**What needs to be done**
Exact reproduction is required for all entries.
---- Raw records
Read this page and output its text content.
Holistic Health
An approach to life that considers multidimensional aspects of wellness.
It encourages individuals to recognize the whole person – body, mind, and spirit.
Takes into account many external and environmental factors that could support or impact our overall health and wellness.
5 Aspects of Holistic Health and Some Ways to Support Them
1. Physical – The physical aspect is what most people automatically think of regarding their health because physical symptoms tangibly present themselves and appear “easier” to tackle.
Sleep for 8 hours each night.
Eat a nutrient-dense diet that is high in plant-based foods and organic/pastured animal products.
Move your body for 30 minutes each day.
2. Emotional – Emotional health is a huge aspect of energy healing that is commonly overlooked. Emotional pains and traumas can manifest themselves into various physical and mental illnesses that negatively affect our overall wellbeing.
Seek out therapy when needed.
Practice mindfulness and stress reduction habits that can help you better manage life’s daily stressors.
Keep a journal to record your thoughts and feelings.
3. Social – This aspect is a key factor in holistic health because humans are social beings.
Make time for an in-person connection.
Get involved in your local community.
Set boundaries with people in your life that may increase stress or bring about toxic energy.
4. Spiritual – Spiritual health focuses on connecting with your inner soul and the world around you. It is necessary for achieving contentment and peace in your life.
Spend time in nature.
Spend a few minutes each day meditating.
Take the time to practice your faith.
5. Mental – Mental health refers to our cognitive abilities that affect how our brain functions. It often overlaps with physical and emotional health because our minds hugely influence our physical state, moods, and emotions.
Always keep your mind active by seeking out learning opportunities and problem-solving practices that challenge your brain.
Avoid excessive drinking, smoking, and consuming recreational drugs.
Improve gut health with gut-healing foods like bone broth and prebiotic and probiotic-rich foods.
--------
**Solution to this exercise**
Read this page and output its text content.
Holistic Health
An approach to life that considers multidimensional aspects of wellness.
It encourages individuals to recognize the whole person – body, mind, and spirit.
Takes into account many external and environmental factors that could support or impact our overall health and wellness.
5 Aspects of Holistic Health and Some Ways to Support Them
1. Physical – The physical aspect is what most people automatically think of regarding their health because physical symptoms tangibly present themselves and appear “easier” to tackle.
Sleep for 8 hours each night.
Eat a nutrient-dense diet that is high in plant-based foods and organic/pastured animal products.
Move your body for 30 minutes each day.
2. Emotional – Emotional health is a huge aspect of energy healing that is commonly overlooked. Emotional pains and traumas can manifest themselves into various physical and mental illnesses that negatively affect our overall wellbeing.
Seek out therapy when needed.
Practice mindfulness and stress reduction habits that can help you better manage life’s daily stressors.
Keep a journal to record your thoughts and feelings.
3. Social – This aspect is a key factor in holistic health because humans are social beings.
Make time for an in-person connection.
Get involved in your local community.
Set boundaries with people in your life that may increase stress or bring about toxic energy.
4. Spiritual – Spiritual health focuses on connecting with your inner soul and the world around you. It is necessary for achieving contentment and peace in your life.
Spend time in nature.
Spend a few minutes each day meditating.
Take the time to practice your faith.
5. Mental – Mental health refers to our cognitive abilities that affect how our brain functions. It often overlaps with physical and emotional health because our minds hugely influence our physical state, moods, and emotions.
Always keep your mind active by seeking out learning opportunities and problem-solving practices that challenge your brain.
Avoid excessive drinking, smoking, and consuming recreational drugs.
Improve gut health with gut-healing foods like bone broth and prebiotic and probiotic-rich foods.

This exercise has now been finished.